• [Do this] Reproduce every entry exactly.

• [Task input]
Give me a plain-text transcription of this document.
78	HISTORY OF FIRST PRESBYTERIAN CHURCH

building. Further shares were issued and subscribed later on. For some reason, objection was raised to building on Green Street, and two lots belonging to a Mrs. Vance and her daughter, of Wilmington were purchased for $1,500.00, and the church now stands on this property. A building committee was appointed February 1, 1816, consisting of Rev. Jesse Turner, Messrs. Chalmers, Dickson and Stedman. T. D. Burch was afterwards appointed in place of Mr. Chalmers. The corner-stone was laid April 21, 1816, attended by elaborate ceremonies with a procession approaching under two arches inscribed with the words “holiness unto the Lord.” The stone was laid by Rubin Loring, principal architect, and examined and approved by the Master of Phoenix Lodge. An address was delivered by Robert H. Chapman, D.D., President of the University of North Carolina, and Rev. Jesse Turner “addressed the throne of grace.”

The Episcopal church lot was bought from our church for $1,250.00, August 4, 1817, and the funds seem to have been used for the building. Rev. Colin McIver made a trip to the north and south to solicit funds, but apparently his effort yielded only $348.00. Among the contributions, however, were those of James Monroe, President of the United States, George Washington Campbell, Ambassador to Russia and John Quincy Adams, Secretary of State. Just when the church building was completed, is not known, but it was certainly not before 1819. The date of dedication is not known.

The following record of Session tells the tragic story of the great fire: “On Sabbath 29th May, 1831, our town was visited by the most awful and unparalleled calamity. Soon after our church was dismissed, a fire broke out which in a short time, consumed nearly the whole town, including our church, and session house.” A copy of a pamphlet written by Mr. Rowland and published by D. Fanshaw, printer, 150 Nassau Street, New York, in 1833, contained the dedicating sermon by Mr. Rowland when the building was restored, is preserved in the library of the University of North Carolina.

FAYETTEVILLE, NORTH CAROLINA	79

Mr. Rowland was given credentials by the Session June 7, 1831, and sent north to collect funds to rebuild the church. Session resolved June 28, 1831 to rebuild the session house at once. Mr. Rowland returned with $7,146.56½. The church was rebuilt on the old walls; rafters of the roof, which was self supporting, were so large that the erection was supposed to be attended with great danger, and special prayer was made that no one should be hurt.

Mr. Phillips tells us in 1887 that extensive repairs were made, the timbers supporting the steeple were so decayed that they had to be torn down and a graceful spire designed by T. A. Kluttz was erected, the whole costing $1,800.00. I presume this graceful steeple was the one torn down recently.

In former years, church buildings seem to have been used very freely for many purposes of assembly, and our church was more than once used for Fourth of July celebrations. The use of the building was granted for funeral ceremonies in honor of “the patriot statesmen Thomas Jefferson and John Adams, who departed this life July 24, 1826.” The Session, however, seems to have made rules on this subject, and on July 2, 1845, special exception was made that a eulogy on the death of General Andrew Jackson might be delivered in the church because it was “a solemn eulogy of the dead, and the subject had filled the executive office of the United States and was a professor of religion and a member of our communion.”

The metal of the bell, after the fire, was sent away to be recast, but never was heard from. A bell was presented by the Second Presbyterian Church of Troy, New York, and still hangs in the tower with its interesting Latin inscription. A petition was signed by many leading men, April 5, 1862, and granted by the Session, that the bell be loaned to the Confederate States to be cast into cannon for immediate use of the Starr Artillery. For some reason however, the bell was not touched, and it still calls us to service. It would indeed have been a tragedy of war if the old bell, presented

• [Solution for this problem]
Give me a plain-text transcription of this document.
78	HISTORY OF FIRST PRESBYTERIAN CHURCH

building. Further shares were issued and subscribed later on. For some reason, objection was raised to building on Green Street, and two lots belonging to a Mrs. Vance and her daughter, of Wilmington were purchased for $1,500.00, and the church now stands on this property. A building committee was appointed February 1, 1816, consisting of Rev. Jesse Turner, Messrs. Chalmers, Dickson and Stedman. T. D. Burch was afterwards appointed in place of Mr. Chalmers. The corner-stone was laid April 21, 1816, attended by elaborate ceremonies with a procession approaching under two arches inscribed with the words “holiness unto the Lord.” The stone was laid by Rubin Loring, principal architect, and examined and approved by the Master of Phoenix Lodge. An address was delivered by Robert H. Chapman, D.D., President of the University of North Carolina, and Rev. Jesse Turner “addressed the throne of grace.”

The Episcopal church lot was bought from our church for $1,250.00, August 4, 1817, and the funds seem to have been used for the building. Rev. Colin McIver made a trip to the north and south to solicit funds, but apparently his effort yielded only $348.00. Among the contributions, however, were those of James Monroe, President of the United States, George Washington Campbell, Ambassador to Russia and John Quincy Adams, Secretary of State. Just when the church building was completed, is not known, but it was certainly not before 1819. The date of dedication is not known.

The following record of Session tells the tragic story of the great fire: “On Sabbath 29th May, 1831, our town was visited by the most awful and unparalleled calamity. Soon after our church was dismissed, a fire broke out which in a short time, consumed nearly the whole town, including our church, and session house.” A copy of a pamphlet written by Mr. Rowland and published by D. Fanshaw, printer, 150 Nassau Street, New York, in 1833, contained the dedicating sermon by Mr. Rowland when the building was restored, is preserved in the library of the University of North Carolina.

FAYETTEVILLE, NORTH CAROLINA	79

Mr. Rowland was given credentials by the Session June 7, 1831, and sent north to collect funds to rebuild the church. Session resolved June 28, 1831 to rebuild the session house at once. Mr. Rowland returned with $7,146.56½. The church was rebuilt on the old walls; rafters of the roof, which was self supporting, were so large that the erection was supposed to be attended with great danger, and special prayer was made that no one should be hurt.

Mr. Phillips tells us in 1887 that extensive repairs were made, the timbers supporting the steeple were so decayed that they had to be torn down and a graceful spire designed by T. A. Kluttz was erected, the whole costing $1,800.00. I presume this graceful steeple was the one torn down recently.

In former years, church buildings seem to have been used very freely for many purposes of assembly, and our church was more than once used for Fourth of July celebrations. The use of the building was granted for funeral ceremonies in honor of “the patriot statesmen Thomas Jefferson and John Adams, who departed this life July 24, 1826.” The Session, however, seems to have made rules on this subject, and on July 2, 1845, special exception was made that a eulogy on the death of General Andrew Jackson might be delivered in the church because it was “a solemn eulogy of the dead, and the subject had filled the executive office of the United States and was a professor of religion and a member of our communion.”

The metal of the bell, after the fire, was sent away to be recast, but never was heard from. A bell was presented by the Second Presbyterian Church of Troy, New York, and still hangs in the tower with its interesting Latin inscription. A petition was signed by many leading men, April 5, 1862, and granted by the Session, that the bell be loaned to the Confederate States to be cast into cannon for immediate use of the Starr Artillery. For some reason however, the bell was not touched, and it still calls us to service. It would indeed have been a tragedy of war if the old bell, presented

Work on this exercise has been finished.